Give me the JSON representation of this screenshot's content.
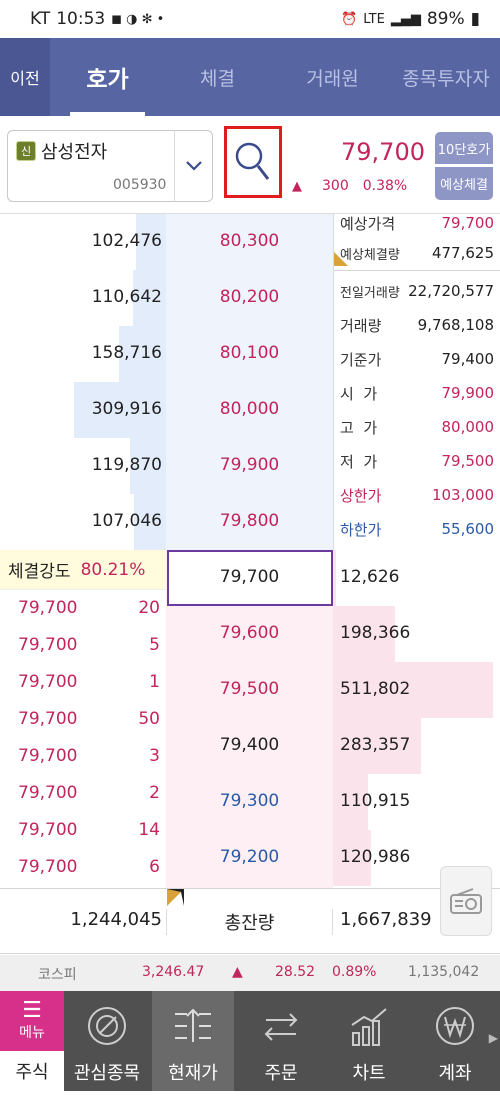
{
  "status_bar": {
    "carrier": "KT",
    "time": "10:53",
    "network": "LTE",
    "battery": "89%"
  },
  "tabs": {
    "prev_label": "이전",
    "items": [
      {
        "label": "호가",
        "active": true
      },
      {
        "label": "체결",
        "active": false
      },
      {
        "label": "거래원",
        "active": false
      },
      {
        "label": "종목투자자",
        "active": false
      }
    ]
  },
  "stock": {
    "badge": "신",
    "name": "삼성전자",
    "code": "005930",
    "price": "79,700",
    "change": "300",
    "change_pct": "0.38%",
    "btn_10": "10단호가",
    "btn_expected": "예상체결"
  },
  "asks": [
    {
      "qty": "102,476",
      "price": "80,300",
      "level": 0.33
    },
    {
      "qty": "110,642",
      "price": "80,200",
      "level": 0.36
    },
    {
      "qty": "158,716",
      "price": "80,100",
      "level": 0.51
    },
    {
      "qty": "309,916",
      "price": "80,000",
      "level": 1.0
    },
    {
      "qty": "119,870",
      "price": "79,900",
      "level": 0.39
    },
    {
      "qty": "107,046",
      "price": "79,800",
      "level": 0.35
    }
  ],
  "info": {
    "expected_price_label": "예상가격",
    "expected_price": "79,700",
    "expected_vol_label": "예상체결량",
    "expected_vol": "477,625",
    "rows": [
      {
        "label": "전일거래량",
        "value": "22,720,577",
        "color": "#222222"
      },
      {
        "label": "거래량",
        "value": "9,768,108",
        "color": "#222222"
      },
      {
        "label": "기준가",
        "value": "79,400",
        "color": "#222222"
      },
      {
        "label": "시  가",
        "value": "79,900",
        "color": "#c2255c"
      },
      {
        "label": "고  가",
        "value": "80,000",
        "color": "#c2255c"
      },
      {
        "label": "저  가",
        "value": "79,500",
        "color": "#c2255c"
      },
      {
        "label": "상한가",
        "value": "103,000",
        "color": "#c2255c",
        "label_color": "#c2255c"
      },
      {
        "label": "하한가",
        "value": "55,600",
        "color": "#2a5aa8",
        "label_color": "#2a5aa8"
      }
    ]
  },
  "strength": {
    "label": "체결강도",
    "value": "80.21%"
  },
  "ticks": [
    {
      "price": "79,700",
      "qty": "20"
    },
    {
      "price": "79,700",
      "qty": "5"
    },
    {
      "price": "79,700",
      "qty": "1"
    },
    {
      "price": "79,700",
      "qty": "50"
    },
    {
      "price": "79,700",
      "qty": "3"
    },
    {
      "price": "79,700",
      "qty": "2"
    },
    {
      "price": "79,700",
      "qty": "14"
    },
    {
      "price": "79,700",
      "qty": "6"
    }
  ],
  "bids": [
    {
      "price": "79,700",
      "qty": "12,626",
      "color": "#222222",
      "level": 0.02
    },
    {
      "price": "79,600",
      "qty": "198,366",
      "color": "#c2255c",
      "level": 0.39
    },
    {
      "price": "79,500",
      "qty": "511,802",
      "color": "#c2255c",
      "level": 1.0
    },
    {
      "price": "79,400",
      "qty": "283,357",
      "color": "#222222",
      "level": 0.55
    },
    {
      "price": "79,300",
      "qty": "110,915",
      "color": "#2a5aa8",
      "level": 0.22
    },
    {
      "price": "79,200",
      "qty": "120,986",
      "color": "#2a5aa8",
      "level": 0.24
    }
  ],
  "totals": {
    "ask_total": "1,244,045",
    "label": "총잔량",
    "bid_total": "1,667,839"
  },
  "index": {
    "name": "코스피",
    "value": "3,246.47",
    "change": "28.52",
    "change_pct": "0.89%",
    "volume": "1,135,042"
  },
  "bottom_nav": {
    "menu_label": "메뉴",
    "menu_sub": "주식",
    "items": [
      {
        "label": "관심종목",
        "icon": "target-icon",
        "active": false
      },
      {
        "label": "현재가",
        "icon": "current-price-icon",
        "active": true
      },
      {
        "label": "주문",
        "icon": "order-icon",
        "active": false
      },
      {
        "label": "차트",
        "icon": "chart-icon",
        "active": false
      },
      {
        "label": "계좌",
        "icon": "won-icon",
        "active": false
      }
    ]
  }
}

AIM. Point out every line holding the string "level" and copy it.

SOLUTION.
      "level": 0.33
      "level": 0.36
      "level": 0.51
      "level": 1.0
      "level": 0.39
      "level": 0.35
      "level": 0.02
      "level": 0.39
      "level": 1.0
      "level": 0.55
      "level": 0.22
      "level": 0.24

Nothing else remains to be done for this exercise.